_Письменное задание:_
Допишите следующую часть текста об атаманских отрядах в Сибири, начав сразу после его последнего предложения.

_Фрагмент документа:_
1. Анненков, Калмыков и Семенов
1. Анненков, Калмыков и Семенов
В борьбе с повстанческими мятежами мы видели «атаманские» отряды в действии. Мы слышали жалобы на эксцессы и отмечали те бытовые условия, которые этим эксцессам сами по себе содействовали. Критическая история «атаманщины» также должна еще быть написана. Слишком сгущены краски той картины, которую рисуют мемуаристы. Конечно, совершенно фантастичны, напр., утверждения о кострах, на которых семеновцы якобы сжигали детей. А между тем об этих фактах эсеры доводили до сведения ген. Жанена [«Д. Нар.», № 396]. Не следует упускать из вида, что большевики, в свою очередь, ловко пользовались «атаманщиной», с одной стороны, для своеобразной агитации среди населения, а с другой — для осуществления некоторых более практических целей: напр., делали «эксы» отрядами, одетыми в погоны. Большевицкие источники вскрывают довольно отчетливо эту работу. «Атаманщина» в Сибири стала собирательным именем. Им окрещивалось всякое насилие, всякий произвол того или другого агента военной власти [Андрушкевич. С. 137]. Быть может, этим и определялась точно как бы психология момента, но очень неточно передается характер атаманских добровольческих отрядов.
Наиболее враждебен атаманским отрядам бар. Будберг — для него это «саркома», разъедающая организм. Старому военному психологически чужда гражданская война с ее принципом добровольчества. Он в корне разойдется с кап. Колесниковым, в своей записке пропагандирующим широкую вербовку добровольцев, которых надо «влить в полки». Эти люди «поднимут дух и зажгут своей верой массу1. Но и сам Будберг, всегда искренний в своих непосредственных впечатлениях, должен внести поправку:
«Совершенно неожиданным оказался доклад ген. Щербакова, ездившего в Семиречье с поручением адмирала разобраться с нареканиями на сидящего там атам. Анненкова. Щербаков (сам семиреченский казак) вынес такое заключение, что все нарекания на Анненкова измышлены штабом южного отряда и что этот атаман представляет собой редкое исключение среди остальных сибирских разновидностей этого звания: в его отряде установлена железная дисциплина, части хорошо обучены и несут тяжелую боевую службу, причем сам атаман является образцом храбрости, исполнения долга и солдатской простоты жизни.
Отношения его к жителям таковы, что даже и всеми обираемые киргизы заявили, что в районе анненковского отряда им за все платится и что никаких жалоб к анненковским войскам у них нет.
Надо думать, что этот доклад достаточно близок к истине, так как Щербаков — человек наблюдательный, с собственным твердым взглядом и умением разбираться в вещах и людях; прежнее представление об Анненкове как о сугубом разбойнике он объясняет враждебным отношением к этому отряду штаба ген. Бржезовского и теми двумя полками, которые под названием анненковских черных гусар и голубых улан наводили ужас в тылу своими грабежами и насилиями над мирным населением. По словам Щ., эти полки не были в подчинении А., и последний много раз просил, чтобы их прислали ему в отряд, и он быстро приведет их в порядок» [XIV, с. 318].

_Сохранённые данные:_
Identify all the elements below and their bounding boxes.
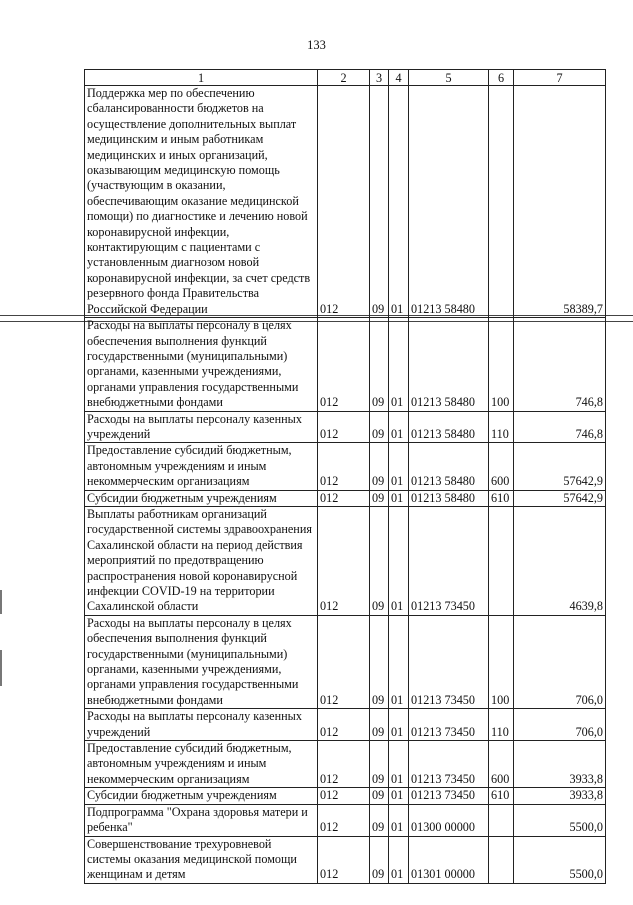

_Ответ на задание:_
Анненковцы довольно своеобразное явление. Близок к истине Гинс, назвав эти отряды самозародившейся «Запорожской Сечью» [II, с. 378]. Советский историк так описывает быт партизан: «Части Анненкова были отлично вымуштрованы, друг к другу обращались на «ты»: ты, брат, атаман; в армии... не было... никакой отчетности и канцелярий, жили на "честное слово"» [«Сиб. Огни», 1923, № 1, с. 80]. «Запорожская Сечь» — буйная вольница. Можно не сомневаться, что даже при внутренней дисциплине анненковцы проявляли на своей территории немало самовластия, особенно при антагонизме, существовавшем между крестьянским и казачьим населением.
С анненковцами на фронте власти часто приходилось бороться. Напр., Будберг записывает в момент пребывания на фронте 3-й армии (ст. Петропавловская): «Безобразничают и насильничают анненковские гусары и уланы... Только что по приговору суда расстреляно 16 человек из этого отряда и вновь предано полевому суду 2 офицера, но это не производит никакого впечатления, до того все распустились» [XV, с. 267].
С аналогичными явлениями приходилось бороться и в бригаде Красильникова. И все же ген. Иностранцев признает эту бригаду одной из лучших с точки зрения ее боевой ценности2. В ней было и своеобразное идейное служение, и непоколебимая твердость: конница Анненкова и отряд Красильникова составляли часть того ядра «каппелевцев», которые, не слагая оружия, с боями двигались на восток после военного разгрома. При всей своей распущенности эти атаманские отряды не проявляли стремления захватить власть3, чем отличались дальневосточные атаманы.
* * *
Самый дальний атаман — атаман уссурийских казаков Калмыков продолжал и в 1919 г. делать «фантастические истории» (выражение Колчака на допросе). По-видимому, это был умный демагог4; и только путем демагогии бывший подпор, сибирского саперного батальона проник в заместители войскового атамана. У прославленного за освобождение Хабаровска в 1918 г. (встрече его населением могли бы, по выражению автора в «Революции на Д. В.» [с. 81], позавидовать герои древнего Рима), поддержанного французами и японцами5 атамана закружилась голова. Уже первый приказ Калмыкова о неподчинении Колчаку — какая-то фантасмагория: тут и «свобода народа», и утверждение, что только земство, избранное народом, является законным правительством, и угроза расстрела всякому социалисту [Андрушкевич. С. 121]. В воззваниях Калмыкова причудливо сочеталось Учредительное Собрание с угрозой вешать «совет собачьих депутатов». Гражданских властей — «колчаковцев» — хабаровский сатрап просто не признавал. «Хозяйничал» атаман, держа всех под страхом своего отряда6, в который зачислял добровольцами решительно всех. Было у него много зеленой молодежи и красноармейцев7. «Маленький тщедушный» атаман был жесток. Легенды ходили о расправе его с большевиками в Хабаровске8. Расправлялся так же круто и со своими, напр., он расстрелял всю военно-судебную комиссию за «грабежи и вымогательство» [Андрушкевич. С. 131].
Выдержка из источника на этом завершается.